*Stated task*: Leave out the pictures and copy each record below exactly.

>> Start

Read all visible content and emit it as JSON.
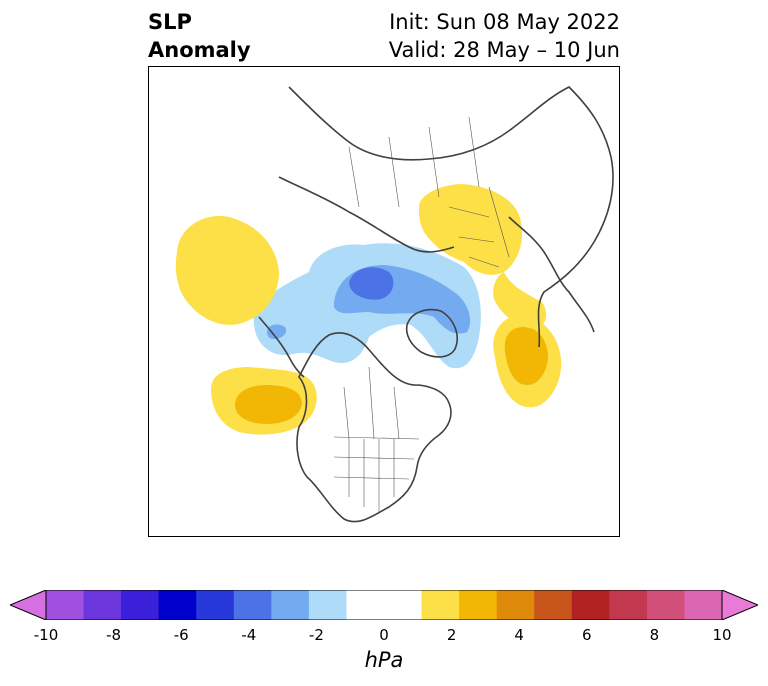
{
  "title": {
    "left_line1": "SLP",
    "left_line2": "Anomaly",
    "right_line1": "Init: Sun 08 May 2022",
    "right_line2": "Valid: 28 May – 10 Jun"
  },
  "colorbar": {
    "label": "hPa",
    "ticks": [
      "-10",
      "-8",
      "-6",
      "-4",
      "-2",
      "0",
      "2",
      "4",
      "6",
      "8",
      "10"
    ],
    "colors": [
      "#d670e0",
      "#9f50df",
      "#6b36dc",
      "#3a20d8",
      "#0000cc",
      "#2638d9",
      "#4c73e6",
      "#74aaf0",
      "#aedbf7",
      "#ffffff",
      "#ffffff",
      "#fde047",
      "#f2b705",
      "#e08a0c",
      "#c8561a",
      "#b22222",
      "#c2384e",
      "#d0507a",
      "#dc66b2",
      "#e87ad8"
    ]
  },
  "map": {
    "projection": "north-polar-stereographic",
    "features": [
      {
        "name": "negative anomaly over Arctic Ocean / Greenland-Barents",
        "level": "-3 to -1 hPa"
      },
      {
        "name": "positive anomaly over North Pacific / Gulf of Alaska",
        "level": "1 to 3 hPa"
      },
      {
        "name": "positive anomaly over North Atlantic",
        "level": "1 to 3 hPa"
      },
      {
        "name": "positive anomaly over central Siberia",
        "level": "1 to 2 hPa"
      },
      {
        "name": "positive anomaly over western Europe",
        "level": "1 to 2 hPa"
      }
    ]
  }
}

>> End

*Result*:
Read all visible content and emit it as JSON.
{
  "title": {
    "left_line1": "SLP",
    "left_line2": "Anomaly",
    "right_line1": "Init: Sun 08 May 2022",
    "right_line2": "Valid: 28 May – 10 Jun"
  },
  "colorbar": {
    "label": "hPa",
    "ticks": [
      "-10",
      "-8",
      "-6",
      "-4",
      "-2",
      "0",
      "2",
      "4",
      "6",
      "8",
      "10"
    ],
    "colors": [
      "#d670e0",
      "#9f50df",
      "#6b36dc",
      "#3a20d8",
      "#0000cc",
      "#2638d9",
      "#4c73e6",
      "#74aaf0",
      "#aedbf7",
      "#ffffff",
      "#ffffff",
      "#fde047",
      "#f2b705",
      "#e08a0c",
      "#c8561a",
      "#b22222",
      "#c2384e",
      "#d0507a",
      "#dc66b2",
      "#e87ad8"
    ]
  },
  "map": {
    "projection": "north-polar-stereographic",
    "features": [
      {
        "name": "negative anomaly over Arctic Ocean / Greenland-Barents",
        "level": "-3 to -1 hPa"
      },
      {
        "name": "positive anomaly over North Pacific / Gulf of Alaska",
        "level": "1 to 3 hPa"
      },
      {
        "name": "positive anomaly over North Atlantic",
        "level": "1 to 3 hPa"
      },
      {
        "name": "positive anomaly over central Siberia",
        "level": "1 to 2 hPa"
      },
      {
        "name": "positive anomaly over western Europe",
        "level": "1 to 2 hPa"
      }
    ]
  }
}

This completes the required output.